--- START OF DATA SHOWN ---

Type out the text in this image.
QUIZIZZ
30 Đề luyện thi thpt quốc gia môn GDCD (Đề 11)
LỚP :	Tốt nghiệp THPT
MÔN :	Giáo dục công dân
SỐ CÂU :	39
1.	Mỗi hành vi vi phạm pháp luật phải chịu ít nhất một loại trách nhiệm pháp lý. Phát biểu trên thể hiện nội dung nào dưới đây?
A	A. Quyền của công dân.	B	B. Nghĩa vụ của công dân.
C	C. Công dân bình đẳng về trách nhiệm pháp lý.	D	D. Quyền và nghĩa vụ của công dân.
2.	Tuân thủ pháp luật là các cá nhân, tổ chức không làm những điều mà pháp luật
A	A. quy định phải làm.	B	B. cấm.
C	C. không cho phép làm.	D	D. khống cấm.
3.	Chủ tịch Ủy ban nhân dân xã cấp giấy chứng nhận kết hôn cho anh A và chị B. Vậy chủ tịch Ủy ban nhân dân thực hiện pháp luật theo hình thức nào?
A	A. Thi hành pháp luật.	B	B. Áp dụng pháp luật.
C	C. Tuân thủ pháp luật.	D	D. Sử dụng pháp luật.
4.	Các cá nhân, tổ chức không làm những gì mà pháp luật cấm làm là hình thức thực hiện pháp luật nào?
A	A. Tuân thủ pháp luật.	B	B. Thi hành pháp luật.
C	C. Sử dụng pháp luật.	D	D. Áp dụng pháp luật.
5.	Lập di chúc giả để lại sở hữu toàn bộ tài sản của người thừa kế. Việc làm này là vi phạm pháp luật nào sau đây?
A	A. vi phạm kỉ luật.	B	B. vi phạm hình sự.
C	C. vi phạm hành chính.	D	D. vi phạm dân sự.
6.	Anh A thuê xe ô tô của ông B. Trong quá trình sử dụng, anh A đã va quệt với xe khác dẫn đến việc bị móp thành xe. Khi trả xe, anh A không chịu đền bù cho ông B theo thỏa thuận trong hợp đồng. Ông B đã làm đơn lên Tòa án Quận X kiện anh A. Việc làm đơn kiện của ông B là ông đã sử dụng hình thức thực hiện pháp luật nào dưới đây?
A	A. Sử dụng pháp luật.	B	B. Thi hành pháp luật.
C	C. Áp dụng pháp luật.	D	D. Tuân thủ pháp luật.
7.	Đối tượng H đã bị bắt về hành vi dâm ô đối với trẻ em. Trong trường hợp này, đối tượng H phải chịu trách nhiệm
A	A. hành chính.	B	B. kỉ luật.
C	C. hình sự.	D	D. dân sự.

--- END OF DATA SHOWN ---

WHAT NEEDS TO BE DONE:
Give all the entries again exactly; leave none out.

RESPONSE TO THE TASK:
Type out the text in this image.
QUIZIZZ
30 Đề luyện thi thpt quốc gia môn GDCD (Đề 11)
LỚP :	Tốt nghiệp THPT
MÔN :	Giáo dục công dân
SỐ CÂU :	39
1.	Mỗi hành vi vi phạm pháp luật phải chịu ít nhất một loại trách nhiệm pháp lý. Phát biểu trên thể hiện nội dung nào dưới đây?
A	A. Quyền của công dân.	B	B. Nghĩa vụ của công dân.
C	C. Công dân bình đẳng về trách nhiệm pháp lý.	D	D. Quyền và nghĩa vụ của công dân.
2.	Tuân thủ pháp luật là các cá nhân, tổ chức không làm những điều mà pháp luật
A	A. quy định phải làm.	B	B. cấm.
C	C. không cho phép làm.	D	D. khống cấm.
3.	Chủ tịch Ủy ban nhân dân xã cấp giấy chứng nhận kết hôn cho anh A và chị B. Vậy chủ tịch Ủy ban nhân dân thực hiện pháp luật theo hình thức nào?
A	A. Thi hành pháp luật.	B	B. Áp dụng pháp luật.
C	C. Tuân thủ pháp luật.	D	D. Sử dụng pháp luật.
4.	Các cá nhân, tổ chức không làm những gì mà pháp luật cấm làm là hình thức thực hiện pháp luật nào?
A	A. Tuân thủ pháp luật.	B	B. Thi hành pháp luật.
C	C. Sử dụng pháp luật.	D	D. Áp dụng pháp luật.
5.	Lập di chúc giả để lại sở hữu toàn bộ tài sản của người thừa kế. Việc làm này là vi phạm pháp luật nào sau đây?
A	A. vi phạm kỉ luật.	B	B. vi phạm hình sự.
C	C. vi phạm hành chính.	D	D. vi phạm dân sự.
6.	Anh A thuê xe ô tô của ông B. Trong quá trình sử dụng, anh A đã va quệt với xe khác dẫn đến việc bị móp thành xe. Khi trả xe, anh A không chịu đền bù cho ông B theo thỏa thuận trong hợp đồng. Ông B đã làm đơn lên Tòa án Quận X kiện anh A. Việc làm đơn kiện của ông B là ông đã sử dụng hình thức thực hiện pháp luật nào dưới đây?
A	A. Sử dụng pháp luật.	B	B. Thi hành pháp luật.
C	C. Áp dụng pháp luật.	D	D. Tuân thủ pháp luật.
7.	Đối tượng H đã bị bắt về hành vi dâm ô đối với trẻ em. Trong trường hợp này, đối tượng H phải chịu trách nhiệm
A	A. hành chính.	B	B. kỉ luật.
C	C. hình sự.	D	D. dân sự.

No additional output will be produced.